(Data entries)
......
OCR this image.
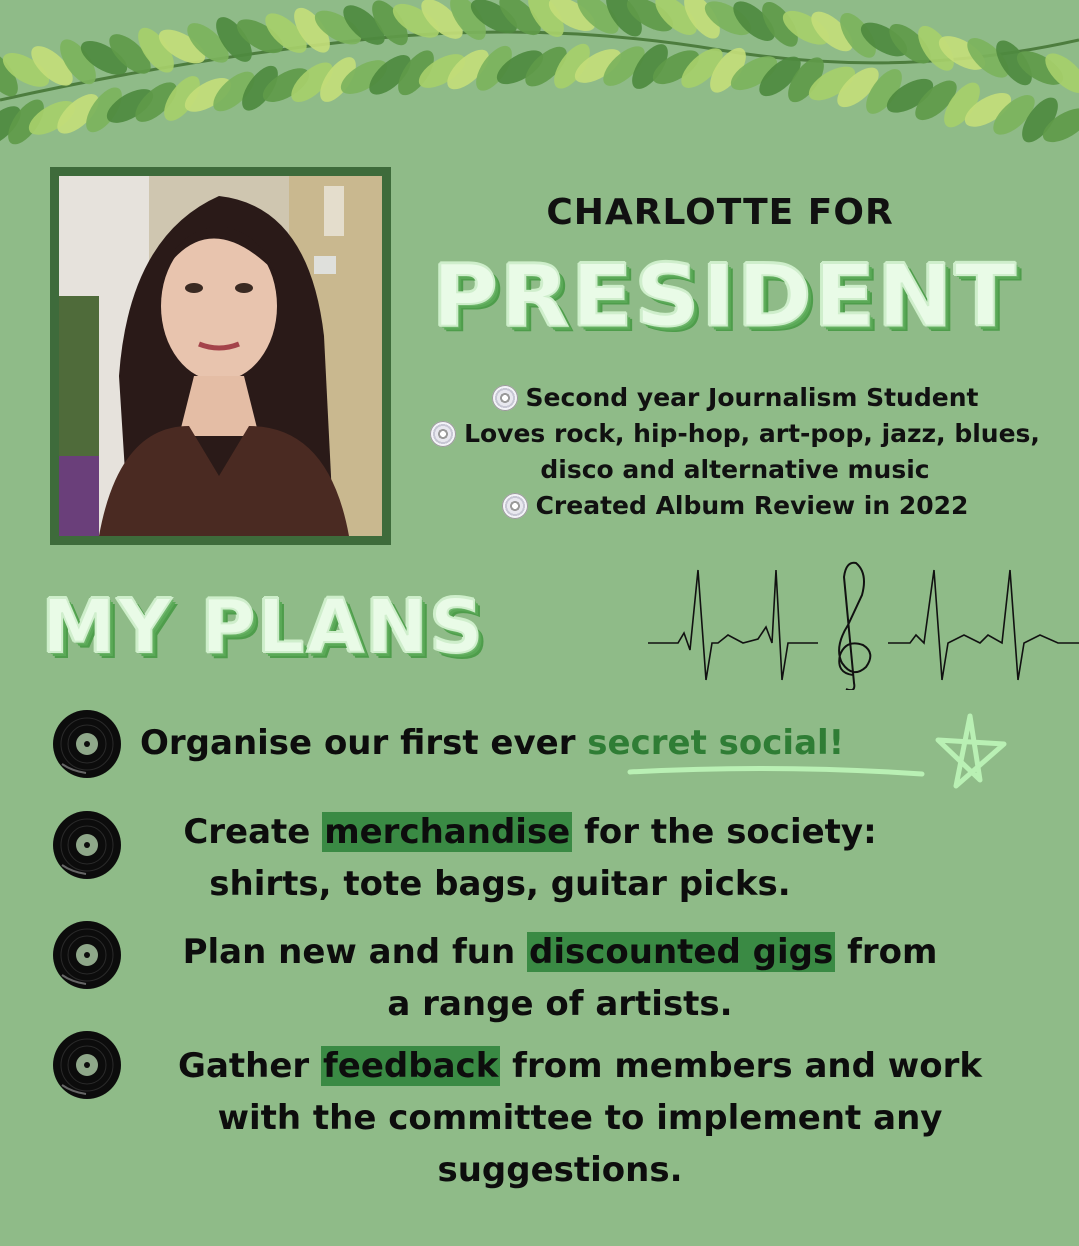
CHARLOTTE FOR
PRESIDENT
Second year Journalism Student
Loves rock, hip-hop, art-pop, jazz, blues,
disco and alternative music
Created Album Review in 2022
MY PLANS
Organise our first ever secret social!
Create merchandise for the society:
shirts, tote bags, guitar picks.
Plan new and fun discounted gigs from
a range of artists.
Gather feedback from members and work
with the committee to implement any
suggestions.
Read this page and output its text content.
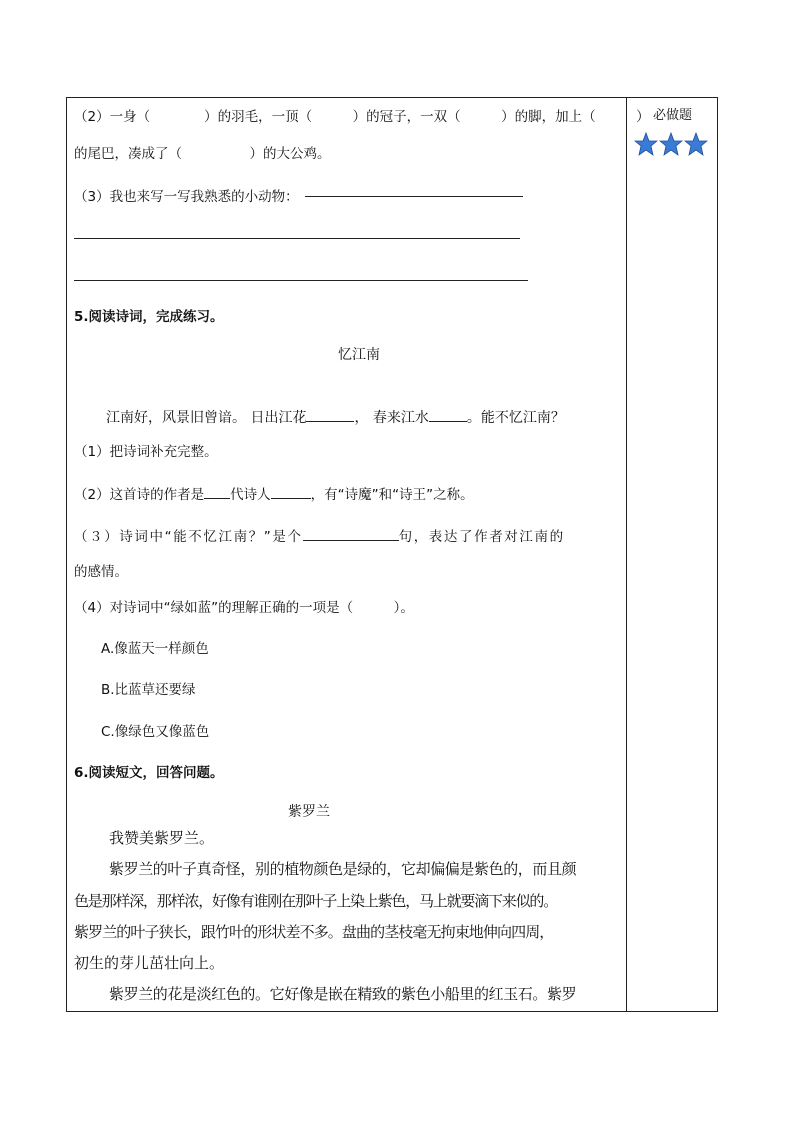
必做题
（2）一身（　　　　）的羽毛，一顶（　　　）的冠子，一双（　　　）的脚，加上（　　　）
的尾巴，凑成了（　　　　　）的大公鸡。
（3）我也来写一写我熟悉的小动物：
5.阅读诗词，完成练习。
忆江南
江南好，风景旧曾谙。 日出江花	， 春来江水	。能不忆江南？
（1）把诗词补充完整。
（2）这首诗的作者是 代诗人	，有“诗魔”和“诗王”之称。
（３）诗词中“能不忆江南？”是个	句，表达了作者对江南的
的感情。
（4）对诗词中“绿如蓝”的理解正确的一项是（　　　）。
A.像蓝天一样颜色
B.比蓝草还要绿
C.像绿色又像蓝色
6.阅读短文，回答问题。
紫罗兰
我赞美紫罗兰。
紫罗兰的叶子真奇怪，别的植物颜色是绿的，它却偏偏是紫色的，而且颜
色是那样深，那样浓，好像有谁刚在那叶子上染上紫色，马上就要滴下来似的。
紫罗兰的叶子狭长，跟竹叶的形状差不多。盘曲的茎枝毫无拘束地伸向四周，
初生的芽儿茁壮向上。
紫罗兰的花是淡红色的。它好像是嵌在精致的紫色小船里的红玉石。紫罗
......
> **YOUR OBJECTIVE**
Go through the records and pull out each line that includes the word "from".

> **EXERCISE OUTPUT**
Plan new and fun discounted gigs from
Gather feedback from members and work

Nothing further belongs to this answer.